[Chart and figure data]
┌────────

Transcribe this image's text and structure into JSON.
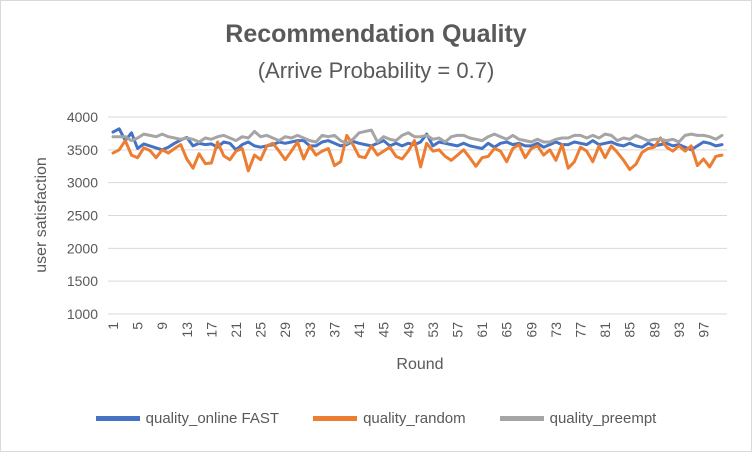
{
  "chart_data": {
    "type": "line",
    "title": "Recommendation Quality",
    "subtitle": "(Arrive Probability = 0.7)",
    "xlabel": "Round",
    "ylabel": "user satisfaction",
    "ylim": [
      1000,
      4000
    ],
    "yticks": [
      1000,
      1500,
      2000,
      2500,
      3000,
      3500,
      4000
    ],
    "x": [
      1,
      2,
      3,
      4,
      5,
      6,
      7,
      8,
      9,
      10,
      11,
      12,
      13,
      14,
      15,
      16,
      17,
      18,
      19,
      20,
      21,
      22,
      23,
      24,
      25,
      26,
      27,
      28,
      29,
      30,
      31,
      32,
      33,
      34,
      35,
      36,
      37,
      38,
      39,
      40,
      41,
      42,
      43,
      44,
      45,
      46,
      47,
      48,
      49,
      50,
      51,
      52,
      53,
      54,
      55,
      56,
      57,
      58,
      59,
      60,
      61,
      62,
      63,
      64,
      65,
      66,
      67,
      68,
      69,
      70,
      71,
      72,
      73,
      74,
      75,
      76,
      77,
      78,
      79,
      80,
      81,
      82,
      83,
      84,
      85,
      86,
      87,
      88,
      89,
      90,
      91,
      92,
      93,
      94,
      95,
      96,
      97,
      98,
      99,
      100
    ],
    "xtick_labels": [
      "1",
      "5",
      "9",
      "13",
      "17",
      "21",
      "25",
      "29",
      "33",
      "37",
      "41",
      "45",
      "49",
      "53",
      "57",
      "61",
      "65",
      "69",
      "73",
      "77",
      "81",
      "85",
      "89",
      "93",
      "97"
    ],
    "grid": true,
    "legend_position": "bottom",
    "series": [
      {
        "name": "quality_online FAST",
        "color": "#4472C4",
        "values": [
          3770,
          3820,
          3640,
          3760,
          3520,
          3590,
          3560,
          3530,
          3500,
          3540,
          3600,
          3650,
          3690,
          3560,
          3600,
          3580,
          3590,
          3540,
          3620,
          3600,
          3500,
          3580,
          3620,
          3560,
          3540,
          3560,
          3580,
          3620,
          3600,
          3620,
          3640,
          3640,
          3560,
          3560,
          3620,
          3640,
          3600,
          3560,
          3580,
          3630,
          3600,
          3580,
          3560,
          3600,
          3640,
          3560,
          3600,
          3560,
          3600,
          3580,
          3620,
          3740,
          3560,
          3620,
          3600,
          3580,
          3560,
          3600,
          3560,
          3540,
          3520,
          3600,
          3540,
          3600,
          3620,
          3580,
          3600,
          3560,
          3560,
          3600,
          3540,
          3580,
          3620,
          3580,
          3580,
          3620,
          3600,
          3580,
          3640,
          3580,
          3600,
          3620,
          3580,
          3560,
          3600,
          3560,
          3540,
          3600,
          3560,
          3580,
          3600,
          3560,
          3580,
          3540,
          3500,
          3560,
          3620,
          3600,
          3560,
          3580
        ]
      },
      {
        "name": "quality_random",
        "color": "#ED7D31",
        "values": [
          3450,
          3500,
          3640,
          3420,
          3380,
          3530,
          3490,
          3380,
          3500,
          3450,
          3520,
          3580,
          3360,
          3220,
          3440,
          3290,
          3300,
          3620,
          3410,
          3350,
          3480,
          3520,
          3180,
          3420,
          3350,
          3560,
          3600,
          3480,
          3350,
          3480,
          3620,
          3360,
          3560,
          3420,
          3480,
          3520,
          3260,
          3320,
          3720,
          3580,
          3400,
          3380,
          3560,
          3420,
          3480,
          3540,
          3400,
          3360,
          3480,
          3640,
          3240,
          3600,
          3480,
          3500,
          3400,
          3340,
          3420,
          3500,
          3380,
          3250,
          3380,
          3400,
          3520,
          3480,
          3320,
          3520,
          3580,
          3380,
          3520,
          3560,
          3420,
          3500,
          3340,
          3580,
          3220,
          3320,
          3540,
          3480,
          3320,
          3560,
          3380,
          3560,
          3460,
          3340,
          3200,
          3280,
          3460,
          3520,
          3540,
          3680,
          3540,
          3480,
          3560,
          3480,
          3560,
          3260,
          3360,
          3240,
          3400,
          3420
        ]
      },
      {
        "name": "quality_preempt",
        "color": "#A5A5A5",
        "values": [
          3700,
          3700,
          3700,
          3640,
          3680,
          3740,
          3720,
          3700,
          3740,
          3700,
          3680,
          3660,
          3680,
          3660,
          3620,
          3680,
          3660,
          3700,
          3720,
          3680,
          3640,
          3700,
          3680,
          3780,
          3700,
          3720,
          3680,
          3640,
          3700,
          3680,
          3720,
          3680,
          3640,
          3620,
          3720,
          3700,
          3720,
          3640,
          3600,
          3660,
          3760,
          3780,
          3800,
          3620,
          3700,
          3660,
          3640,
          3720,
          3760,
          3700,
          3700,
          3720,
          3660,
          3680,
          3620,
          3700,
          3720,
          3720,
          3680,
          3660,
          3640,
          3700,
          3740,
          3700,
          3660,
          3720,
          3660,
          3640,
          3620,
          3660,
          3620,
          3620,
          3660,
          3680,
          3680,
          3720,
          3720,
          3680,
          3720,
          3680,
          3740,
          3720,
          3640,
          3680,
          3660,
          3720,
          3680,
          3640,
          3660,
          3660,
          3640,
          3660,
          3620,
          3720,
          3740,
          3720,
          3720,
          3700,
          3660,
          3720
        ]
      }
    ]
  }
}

└────────

Objective: Output each line exactly; omit every picture.

Solution to this task:
Transcribe this image's text and structure into JSON.
{
  "chart_data": {
    "type": "line",
    "title": "Recommendation Quality",
    "subtitle": "(Arrive Probability = 0.7)",
    "xlabel": "Round",
    "ylabel": "user satisfaction",
    "ylim": [
      1000,
      4000
    ],
    "yticks": [
      1000,
      1500,
      2000,
      2500,
      3000,
      3500,
      4000
    ],
    "x": [
      1,
      2,
      3,
      4,
      5,
      6,
      7,
      8,
      9,
      10,
      11,
      12,
      13,
      14,
      15,
      16,
      17,
      18,
      19,
      20,
      21,
      22,
      23,
      24,
      25,
      26,
      27,
      28,
      29,
      30,
      31,
      32,
      33,
      34,
      35,
      36,
      37,
      38,
      39,
      40,
      41,
      42,
      43,
      44,
      45,
      46,
      47,
      48,
      49,
      50,
      51,
      52,
      53,
      54,
      55,
      56,
      57,
      58,
      59,
      60,
      61,
      62,
      63,
      64,
      65,
      66,
      67,
      68,
      69,
      70,
      71,
      72,
      73,
      74,
      75,
      76,
      77,
      78,
      79,
      80,
      81,
      82,
      83,
      84,
      85,
      86,
      87,
      88,
      89,
      90,
      91,
      92,
      93,
      94,
      95,
      96,
      97,
      98,
      99,
      100
    ],
    "xtick_labels": [
      "1",
      "5",
      "9",
      "13",
      "17",
      "21",
      "25",
      "29",
      "33",
      "37",
      "41",
      "45",
      "49",
      "53",
      "57",
      "61",
      "65",
      "69",
      "73",
      "77",
      "81",
      "85",
      "89",
      "93",
      "97"
    ],
    "grid": true,
    "legend_position": "bottom",
    "series": [
      {
        "name": "quality_online FAST",
        "color": "#4472C4",
        "values": [
          3770,
          3820,
          3640,
          3760,
          3520,
          3590,
          3560,
          3530,
          3500,
          3540,
          3600,
          3650,
          3690,
          3560,
          3600,
          3580,
          3590,
          3540,
          3620,
          3600,
          3500,
          3580,
          3620,
          3560,
          3540,
          3560,
          3580,
          3620,
          3600,
          3620,
          3640,
          3640,
          3560,
          3560,
          3620,
          3640,
          3600,
          3560,
          3580,
          3630,
          3600,
          3580,
          3560,
          3600,
          3640,
          3560,
          3600,
          3560,
          3600,
          3580,
          3620,
          3740,
          3560,
          3620,
          3600,
          3580,
          3560,
          3600,
          3560,
          3540,
          3520,
          3600,
          3540,
          3600,
          3620,
          3580,
          3600,
          3560,
          3560,
          3600,
          3540,
          3580,
          3620,
          3580,
          3580,
          3620,
          3600,
          3580,
          3640,
          3580,
          3600,
          3620,
          3580,
          3560,
          3600,
          3560,
          3540,
          3600,
          3560,
          3580,
          3600,
          3560,
          3580,
          3540,
          3500,
          3560,
          3620,
          3600,
          3560,
          3580
        ]
      },
      {
        "name": "quality_random",
        "color": "#ED7D31",
        "values": [
          3450,
          3500,
          3640,
          3420,
          3380,
          3530,
          3490,
          3380,
          3500,
          3450,
          3520,
          3580,
          3360,
          3220,
          3440,
          3290,
          3300,
          3620,
          3410,
          3350,
          3480,
          3520,
          3180,
          3420,
          3350,
          3560,
          3600,
          3480,
          3350,
          3480,
          3620,
          3360,
          3560,
          3420,
          3480,
          3520,
          3260,
          3320,
          3720,
          3580,
          3400,
          3380,
          3560,
          3420,
          3480,
          3540,
          3400,
          3360,
          3480,
          3640,
          3240,
          3600,
          3480,
          3500,
          3400,
          3340,
          3420,
          3500,
          3380,
          3250,
          3380,
          3400,
          3520,
          3480,
          3320,
          3520,
          3580,
          3380,
          3520,
          3560,
          3420,
          3500,
          3340,
          3580,
          3220,
          3320,
          3540,
          3480,
          3320,
          3560,
          3380,
          3560,
          3460,
          3340,
          3200,
          3280,
          3460,
          3520,
          3540,
          3680,
          3540,
          3480,
          3560,
          3480,
          3560,
          3260,
          3360,
          3240,
          3400,
          3420
        ]
      },
      {
        "name": "quality_preempt",
        "color": "#A5A5A5",
        "values": [
          3700,
          3700,
          3700,
          3640,
          3680,
          3740,
          3720,
          3700,
          3740,
          3700,
          3680,
          3660,
          3680,
          3660,
          3620,
          3680,
          3660,
          3700,
          3720,
          3680,
          3640,
          3700,
          3680,
          3780,
          3700,
          3720,
          3680,
          3640,
          3700,
          3680,
          3720,
          3680,
          3640,
          3620,
          3720,
          3700,
          3720,
          3640,
          3600,
          3660,
          3760,
          3780,
          3800,
          3620,
          3700,
          3660,
          3640,
          3720,
          3760,
          3700,
          3700,
          3720,
          3660,
          3680,
          3620,
          3700,
          3720,
          3720,
          3680,
          3660,
          3640,
          3700,
          3740,
          3700,
          3660,
          3720,
          3660,
          3640,
          3620,
          3660,
          3620,
          3620,
          3660,
          3680,
          3680,
          3720,
          3720,
          3680,
          3720,
          3680,
          3740,
          3720,
          3640,
          3680,
          3660,
          3720,
          3680,
          3640,
          3660,
          3660,
          3640,
          3660,
          3620,
          3720,
          3740,
          3720,
          3720,
          3700,
          3660,
          3720
        ]
      }
    ]
  }
}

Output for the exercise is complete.